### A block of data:

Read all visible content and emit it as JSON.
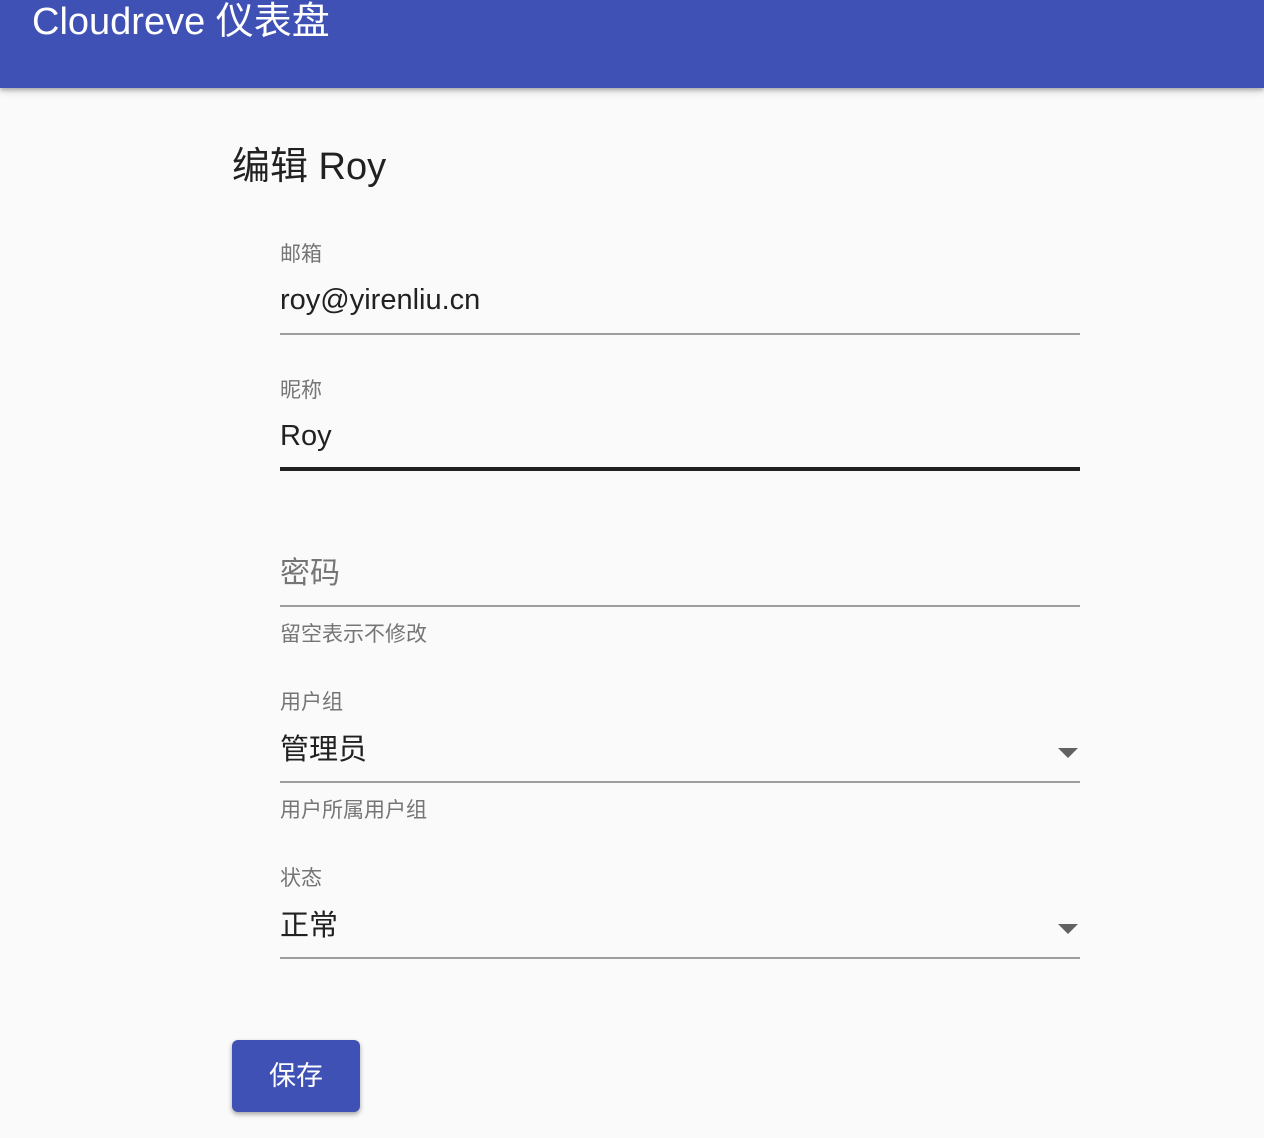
{
  "appbar": {
    "title": "Cloudreve 仪表盘",
    "color": "#3f51b5"
  },
  "page": {
    "title": "编辑 Roy"
  },
  "form": {
    "email": {
      "label": "邮箱",
      "value": "roy@yirenliu.cn"
    },
    "nickname": {
      "label": "昵称",
      "value": "Roy"
    },
    "password": {
      "label": "密码",
      "value": "",
      "helper": "留空表示不修改"
    },
    "group": {
      "label": "用户组",
      "value": "管理员",
      "helper": "用户所属用户组",
      "icon": "arrow-drop-down-icon"
    },
    "status": {
      "label": "状态",
      "value": "正常",
      "icon": "arrow-drop-down-icon"
    }
  },
  "actions": {
    "save_label": "保存"
  }
}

### Do this:
Copy out every line of the material above exactly, skipping the pictures.

### Answer in full:
Read all visible content and emit it as JSON.
{
  "appbar": {
    "title": "Cloudreve 仪表盘",
    "color": "#3f51b5"
  },
  "page": {
    "title": "编辑 Roy"
  },
  "form": {
    "email": {
      "label": "邮箱",
      "value": "roy@yirenliu.cn"
    },
    "nickname": {
      "label": "昵称",
      "value": "Roy"
    },
    "password": {
      "label": "密码",
      "value": "",
      "helper": "留空表示不修改"
    },
    "group": {
      "label": "用户组",
      "value": "管理员",
      "helper": "用户所属用户组",
      "icon": "arrow-drop-down-icon"
    },
    "status": {
      "label": "状态",
      "value": "正常",
      "icon": "arrow-drop-down-icon"
    }
  },
  "actions": {
    "save_label": "保存"
  }
}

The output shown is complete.